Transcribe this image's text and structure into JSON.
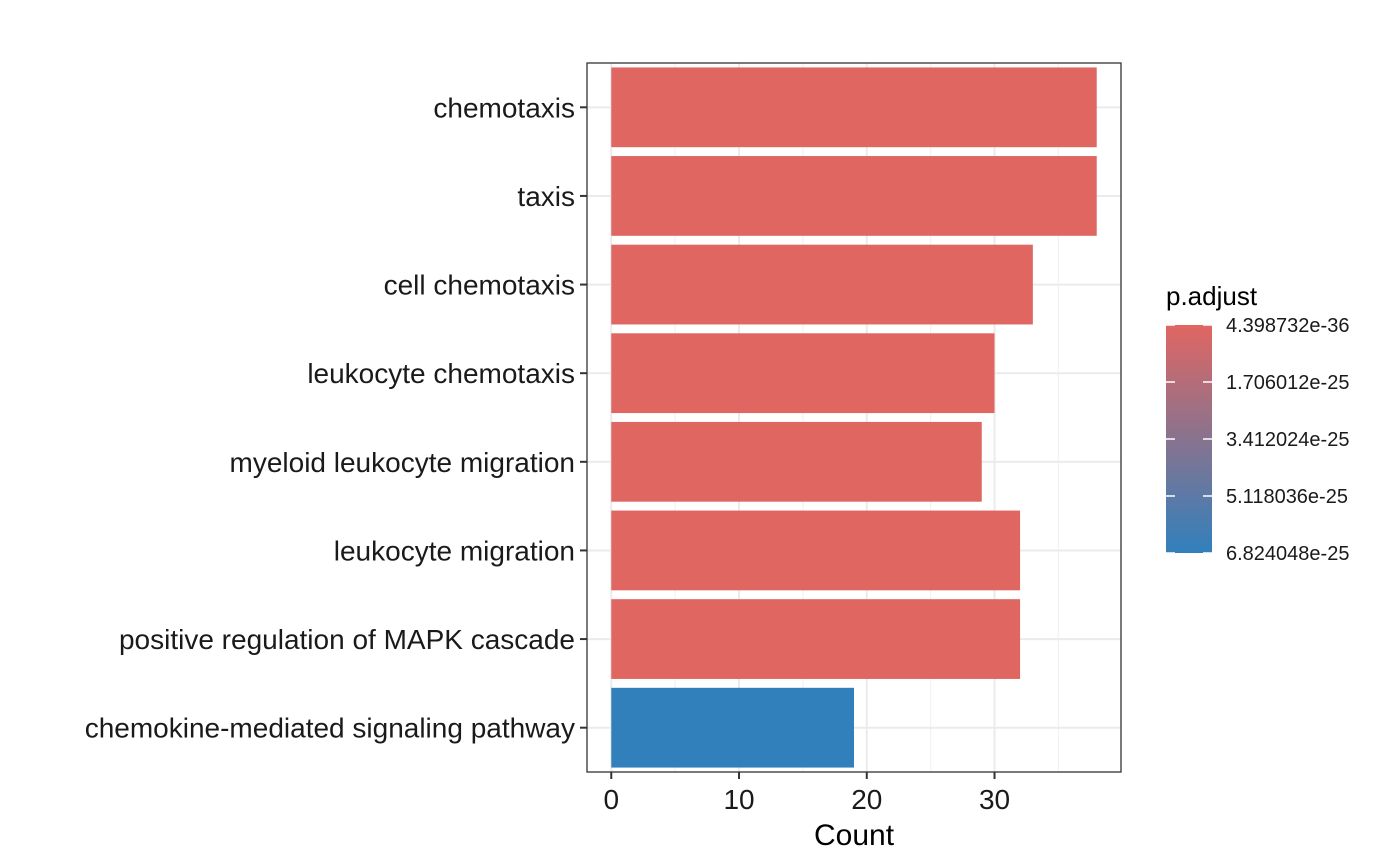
{
  "chart_data": {
    "type": "bar",
    "orientation": "horizontal",
    "categories": [
      "chemotaxis",
      "taxis",
      "cell chemotaxis",
      "leukocyte chemotaxis",
      "myeloid leukocyte migration",
      "leukocyte migration",
      "positive regulation of MAPK cascade",
      "chemokine-mediated signaling pathway"
    ],
    "values": [
      38,
      38,
      33,
      30,
      29,
      32,
      32,
      19
    ],
    "p_adjust": [
      4.4e-36,
      4.4e-36,
      4.4e-36,
      4.4e-36,
      4.4e-36,
      4.4e-36,
      4.4e-36,
      6.824048e-25
    ],
    "xlabel": "Count",
    "ylabel": "",
    "xlim": [
      -1.9,
      39.9
    ],
    "xticks": [
      "0",
      "10",
      "20",
      "30"
    ],
    "grid": true,
    "legend": {
      "title": "p.adjust",
      "placement": "right",
      "labels": [
        "4.398732e-36",
        "1.706012e-25",
        "3.412024e-25",
        "5.118036e-25",
        "6.824048e-25"
      ],
      "color_low": "#e06662",
      "color_high": "#3180bc"
    }
  }
}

----------------

Problem requirements: In the material above, tally every line with the string "chemotaxis" in it, then give that number alone.

The output: 3